## EXERCISE GOAL
Which lines hold the string "verified"? Copy every one of them.

## EXERCISE MATERIAL
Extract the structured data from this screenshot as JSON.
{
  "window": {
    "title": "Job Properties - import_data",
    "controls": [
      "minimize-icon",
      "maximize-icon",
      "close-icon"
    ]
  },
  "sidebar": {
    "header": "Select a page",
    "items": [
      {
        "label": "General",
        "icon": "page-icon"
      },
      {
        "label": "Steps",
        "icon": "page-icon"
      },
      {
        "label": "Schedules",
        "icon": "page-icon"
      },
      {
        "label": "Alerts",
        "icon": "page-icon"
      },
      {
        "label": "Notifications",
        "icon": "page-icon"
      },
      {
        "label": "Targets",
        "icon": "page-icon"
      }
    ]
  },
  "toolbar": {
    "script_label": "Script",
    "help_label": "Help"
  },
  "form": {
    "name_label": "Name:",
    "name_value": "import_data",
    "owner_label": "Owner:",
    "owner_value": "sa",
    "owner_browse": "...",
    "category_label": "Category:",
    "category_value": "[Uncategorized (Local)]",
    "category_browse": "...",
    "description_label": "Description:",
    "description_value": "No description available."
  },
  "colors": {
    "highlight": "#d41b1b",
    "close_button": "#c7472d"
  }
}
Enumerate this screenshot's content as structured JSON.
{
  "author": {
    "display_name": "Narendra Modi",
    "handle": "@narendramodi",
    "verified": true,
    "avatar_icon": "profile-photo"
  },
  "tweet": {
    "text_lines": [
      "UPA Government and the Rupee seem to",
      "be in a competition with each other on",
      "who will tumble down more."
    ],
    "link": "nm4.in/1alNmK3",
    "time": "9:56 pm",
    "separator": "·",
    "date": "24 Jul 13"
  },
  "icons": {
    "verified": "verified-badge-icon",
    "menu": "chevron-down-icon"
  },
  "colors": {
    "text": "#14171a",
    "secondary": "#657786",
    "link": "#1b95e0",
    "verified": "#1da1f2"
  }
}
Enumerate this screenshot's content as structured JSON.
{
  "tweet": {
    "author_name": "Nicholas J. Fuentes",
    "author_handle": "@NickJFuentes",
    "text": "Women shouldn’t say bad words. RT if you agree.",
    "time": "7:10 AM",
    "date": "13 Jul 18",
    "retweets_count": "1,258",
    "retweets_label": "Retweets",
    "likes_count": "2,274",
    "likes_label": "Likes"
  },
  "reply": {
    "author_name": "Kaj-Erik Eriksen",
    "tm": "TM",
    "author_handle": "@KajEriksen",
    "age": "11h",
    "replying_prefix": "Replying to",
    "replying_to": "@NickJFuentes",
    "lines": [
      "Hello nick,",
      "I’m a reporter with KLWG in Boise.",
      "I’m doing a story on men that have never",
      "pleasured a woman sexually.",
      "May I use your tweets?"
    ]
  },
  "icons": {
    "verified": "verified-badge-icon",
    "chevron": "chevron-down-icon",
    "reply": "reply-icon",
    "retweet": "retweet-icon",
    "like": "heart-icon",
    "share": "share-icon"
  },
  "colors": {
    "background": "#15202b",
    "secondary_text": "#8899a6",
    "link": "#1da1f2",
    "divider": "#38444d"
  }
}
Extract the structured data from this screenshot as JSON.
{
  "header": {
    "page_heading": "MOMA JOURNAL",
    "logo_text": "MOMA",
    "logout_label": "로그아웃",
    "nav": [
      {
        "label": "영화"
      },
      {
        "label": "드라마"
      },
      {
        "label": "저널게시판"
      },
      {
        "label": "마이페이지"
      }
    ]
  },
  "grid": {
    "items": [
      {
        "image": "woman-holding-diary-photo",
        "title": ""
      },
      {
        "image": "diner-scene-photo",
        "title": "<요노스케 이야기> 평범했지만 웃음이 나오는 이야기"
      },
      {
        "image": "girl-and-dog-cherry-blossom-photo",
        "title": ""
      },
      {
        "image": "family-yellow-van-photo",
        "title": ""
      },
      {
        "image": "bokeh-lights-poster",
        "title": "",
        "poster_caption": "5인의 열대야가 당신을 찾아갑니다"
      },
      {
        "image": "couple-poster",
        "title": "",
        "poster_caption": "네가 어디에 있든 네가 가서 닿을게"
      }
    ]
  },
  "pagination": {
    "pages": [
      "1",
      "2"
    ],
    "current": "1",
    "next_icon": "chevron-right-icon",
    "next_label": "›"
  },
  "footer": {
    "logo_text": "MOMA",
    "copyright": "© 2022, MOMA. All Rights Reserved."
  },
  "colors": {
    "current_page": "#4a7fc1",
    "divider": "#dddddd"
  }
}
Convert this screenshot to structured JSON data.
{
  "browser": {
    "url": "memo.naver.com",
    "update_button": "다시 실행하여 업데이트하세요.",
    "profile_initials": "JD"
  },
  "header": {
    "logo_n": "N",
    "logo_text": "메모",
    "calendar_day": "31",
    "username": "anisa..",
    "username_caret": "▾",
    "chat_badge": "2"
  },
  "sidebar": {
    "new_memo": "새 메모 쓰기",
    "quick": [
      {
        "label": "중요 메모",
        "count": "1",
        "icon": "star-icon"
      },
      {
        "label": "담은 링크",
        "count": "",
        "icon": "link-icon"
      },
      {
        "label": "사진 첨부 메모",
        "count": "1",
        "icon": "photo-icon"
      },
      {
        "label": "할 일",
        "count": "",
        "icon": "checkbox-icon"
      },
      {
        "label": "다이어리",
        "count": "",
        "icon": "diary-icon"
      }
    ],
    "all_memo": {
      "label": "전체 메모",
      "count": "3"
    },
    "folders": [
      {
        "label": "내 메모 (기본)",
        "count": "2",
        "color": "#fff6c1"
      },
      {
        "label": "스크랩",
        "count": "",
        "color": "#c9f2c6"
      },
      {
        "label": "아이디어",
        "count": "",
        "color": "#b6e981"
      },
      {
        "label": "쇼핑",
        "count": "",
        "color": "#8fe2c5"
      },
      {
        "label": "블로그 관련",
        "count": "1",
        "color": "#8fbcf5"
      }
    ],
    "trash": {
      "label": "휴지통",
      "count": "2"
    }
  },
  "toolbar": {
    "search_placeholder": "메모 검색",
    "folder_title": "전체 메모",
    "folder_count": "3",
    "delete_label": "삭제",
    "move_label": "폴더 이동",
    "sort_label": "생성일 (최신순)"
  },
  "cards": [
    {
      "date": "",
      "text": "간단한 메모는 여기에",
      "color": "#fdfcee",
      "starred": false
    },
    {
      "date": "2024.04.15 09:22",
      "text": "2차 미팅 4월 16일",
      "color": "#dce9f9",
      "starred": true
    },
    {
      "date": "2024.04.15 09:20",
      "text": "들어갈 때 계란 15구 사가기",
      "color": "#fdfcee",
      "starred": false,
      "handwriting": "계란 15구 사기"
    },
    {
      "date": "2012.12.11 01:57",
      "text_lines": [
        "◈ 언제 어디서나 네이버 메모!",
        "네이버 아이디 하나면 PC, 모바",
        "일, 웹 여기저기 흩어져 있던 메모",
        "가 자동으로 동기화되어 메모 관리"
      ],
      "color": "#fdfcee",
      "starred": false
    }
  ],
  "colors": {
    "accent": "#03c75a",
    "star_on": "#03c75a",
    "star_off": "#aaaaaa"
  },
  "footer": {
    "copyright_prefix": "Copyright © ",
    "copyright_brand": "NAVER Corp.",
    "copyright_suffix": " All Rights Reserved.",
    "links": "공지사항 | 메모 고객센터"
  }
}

## FULL OUTPUT
    "verified": true,
    "verified": "verified-badge-icon",
    "verified": "#1da1f2"
    "verified": "verified-badge-icon",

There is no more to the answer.